• **Exercise task**:
Find the lines below that contain the word "color" and count them. Only the number should be given.

• **Records supplied**:

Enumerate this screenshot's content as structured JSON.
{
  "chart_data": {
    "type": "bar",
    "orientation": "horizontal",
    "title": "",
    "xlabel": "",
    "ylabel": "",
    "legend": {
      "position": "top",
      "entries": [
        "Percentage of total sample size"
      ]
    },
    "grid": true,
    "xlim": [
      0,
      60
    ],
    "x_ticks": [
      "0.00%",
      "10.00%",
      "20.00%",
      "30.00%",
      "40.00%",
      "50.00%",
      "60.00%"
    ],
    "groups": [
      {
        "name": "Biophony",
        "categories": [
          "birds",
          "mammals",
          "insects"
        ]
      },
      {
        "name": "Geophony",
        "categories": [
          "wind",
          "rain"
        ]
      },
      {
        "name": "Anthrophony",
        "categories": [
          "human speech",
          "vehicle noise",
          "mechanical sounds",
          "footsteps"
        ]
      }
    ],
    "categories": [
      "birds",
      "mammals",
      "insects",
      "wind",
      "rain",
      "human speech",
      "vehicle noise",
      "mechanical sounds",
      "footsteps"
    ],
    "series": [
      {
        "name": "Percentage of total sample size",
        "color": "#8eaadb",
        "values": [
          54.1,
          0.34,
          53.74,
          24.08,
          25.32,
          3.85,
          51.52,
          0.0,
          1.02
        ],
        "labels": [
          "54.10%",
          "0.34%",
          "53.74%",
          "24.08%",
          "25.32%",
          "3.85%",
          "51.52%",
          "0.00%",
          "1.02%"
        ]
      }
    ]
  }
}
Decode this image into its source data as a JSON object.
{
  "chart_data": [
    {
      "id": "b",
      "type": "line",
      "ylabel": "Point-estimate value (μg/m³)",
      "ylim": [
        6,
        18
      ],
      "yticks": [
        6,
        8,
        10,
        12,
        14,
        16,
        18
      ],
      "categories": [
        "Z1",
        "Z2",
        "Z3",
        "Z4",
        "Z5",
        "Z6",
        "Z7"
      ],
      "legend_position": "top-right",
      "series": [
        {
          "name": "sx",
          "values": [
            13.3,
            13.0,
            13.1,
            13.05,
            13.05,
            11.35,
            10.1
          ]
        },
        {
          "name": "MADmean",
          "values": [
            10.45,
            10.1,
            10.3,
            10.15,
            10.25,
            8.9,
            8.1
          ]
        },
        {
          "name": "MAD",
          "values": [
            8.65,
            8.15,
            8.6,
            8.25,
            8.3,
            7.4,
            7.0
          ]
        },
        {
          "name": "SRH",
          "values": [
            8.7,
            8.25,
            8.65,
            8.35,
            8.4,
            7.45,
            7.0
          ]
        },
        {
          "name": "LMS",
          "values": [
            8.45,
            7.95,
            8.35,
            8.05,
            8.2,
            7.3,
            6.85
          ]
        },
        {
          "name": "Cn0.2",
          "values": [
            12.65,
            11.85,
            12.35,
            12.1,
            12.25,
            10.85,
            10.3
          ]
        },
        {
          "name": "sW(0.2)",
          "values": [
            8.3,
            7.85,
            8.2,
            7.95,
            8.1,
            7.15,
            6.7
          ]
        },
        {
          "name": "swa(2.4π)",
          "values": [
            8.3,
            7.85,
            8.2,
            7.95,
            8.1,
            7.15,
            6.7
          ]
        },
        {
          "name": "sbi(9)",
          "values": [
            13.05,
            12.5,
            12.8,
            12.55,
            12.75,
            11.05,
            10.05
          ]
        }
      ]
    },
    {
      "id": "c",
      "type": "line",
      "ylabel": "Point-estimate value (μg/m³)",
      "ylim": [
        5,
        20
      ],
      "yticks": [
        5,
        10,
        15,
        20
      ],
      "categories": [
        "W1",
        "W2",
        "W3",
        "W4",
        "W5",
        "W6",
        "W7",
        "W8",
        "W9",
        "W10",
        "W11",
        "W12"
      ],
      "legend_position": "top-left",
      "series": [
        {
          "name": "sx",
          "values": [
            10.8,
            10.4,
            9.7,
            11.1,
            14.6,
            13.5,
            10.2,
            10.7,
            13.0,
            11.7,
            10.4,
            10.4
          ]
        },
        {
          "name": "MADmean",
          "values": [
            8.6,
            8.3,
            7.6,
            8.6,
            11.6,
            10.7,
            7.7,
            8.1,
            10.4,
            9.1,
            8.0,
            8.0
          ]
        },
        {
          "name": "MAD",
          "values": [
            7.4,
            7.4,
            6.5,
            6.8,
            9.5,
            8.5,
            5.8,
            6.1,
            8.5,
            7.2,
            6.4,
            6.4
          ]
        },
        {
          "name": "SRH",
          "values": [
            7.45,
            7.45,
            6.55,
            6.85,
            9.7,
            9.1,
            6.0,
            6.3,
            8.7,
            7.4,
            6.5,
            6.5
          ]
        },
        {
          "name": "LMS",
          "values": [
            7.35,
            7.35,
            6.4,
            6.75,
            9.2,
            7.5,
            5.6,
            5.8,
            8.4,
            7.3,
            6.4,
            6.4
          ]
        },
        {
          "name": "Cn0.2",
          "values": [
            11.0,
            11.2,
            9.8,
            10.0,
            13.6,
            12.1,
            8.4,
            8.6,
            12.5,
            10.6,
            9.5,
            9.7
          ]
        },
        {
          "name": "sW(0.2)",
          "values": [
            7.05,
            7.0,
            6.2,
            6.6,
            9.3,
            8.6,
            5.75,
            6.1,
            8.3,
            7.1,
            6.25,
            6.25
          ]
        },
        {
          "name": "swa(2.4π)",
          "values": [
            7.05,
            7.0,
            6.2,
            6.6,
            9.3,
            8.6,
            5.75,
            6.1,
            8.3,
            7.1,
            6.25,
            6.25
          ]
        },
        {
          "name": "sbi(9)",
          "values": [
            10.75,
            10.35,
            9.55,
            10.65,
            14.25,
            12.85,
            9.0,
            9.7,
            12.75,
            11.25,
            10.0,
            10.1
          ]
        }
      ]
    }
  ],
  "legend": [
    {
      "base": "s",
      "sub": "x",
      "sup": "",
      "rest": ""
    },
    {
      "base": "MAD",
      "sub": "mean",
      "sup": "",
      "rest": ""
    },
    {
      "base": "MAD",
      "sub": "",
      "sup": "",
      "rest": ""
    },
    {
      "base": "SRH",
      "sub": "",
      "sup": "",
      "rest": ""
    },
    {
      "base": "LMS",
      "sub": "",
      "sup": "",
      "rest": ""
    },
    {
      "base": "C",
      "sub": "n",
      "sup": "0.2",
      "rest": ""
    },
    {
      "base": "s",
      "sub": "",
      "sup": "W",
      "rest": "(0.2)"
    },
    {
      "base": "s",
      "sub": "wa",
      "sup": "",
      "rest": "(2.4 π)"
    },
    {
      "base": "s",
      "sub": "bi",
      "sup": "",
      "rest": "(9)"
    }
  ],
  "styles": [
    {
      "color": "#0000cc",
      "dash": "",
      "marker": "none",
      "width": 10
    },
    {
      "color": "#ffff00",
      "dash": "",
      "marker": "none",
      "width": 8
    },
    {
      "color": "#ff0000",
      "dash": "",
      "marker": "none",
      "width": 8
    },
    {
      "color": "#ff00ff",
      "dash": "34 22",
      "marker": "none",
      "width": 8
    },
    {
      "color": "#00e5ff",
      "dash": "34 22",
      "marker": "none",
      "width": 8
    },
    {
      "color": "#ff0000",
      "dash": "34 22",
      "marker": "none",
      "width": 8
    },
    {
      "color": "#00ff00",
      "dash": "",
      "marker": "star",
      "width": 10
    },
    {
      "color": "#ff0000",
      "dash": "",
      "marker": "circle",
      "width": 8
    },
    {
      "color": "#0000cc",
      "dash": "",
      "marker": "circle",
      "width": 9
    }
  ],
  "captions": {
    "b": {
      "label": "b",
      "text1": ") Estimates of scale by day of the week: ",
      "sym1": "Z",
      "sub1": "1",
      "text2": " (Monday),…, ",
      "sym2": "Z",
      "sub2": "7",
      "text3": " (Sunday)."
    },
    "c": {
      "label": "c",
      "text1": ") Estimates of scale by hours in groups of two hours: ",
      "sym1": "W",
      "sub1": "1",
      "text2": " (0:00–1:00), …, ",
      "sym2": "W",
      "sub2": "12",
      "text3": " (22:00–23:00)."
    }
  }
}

• **Solution**:
10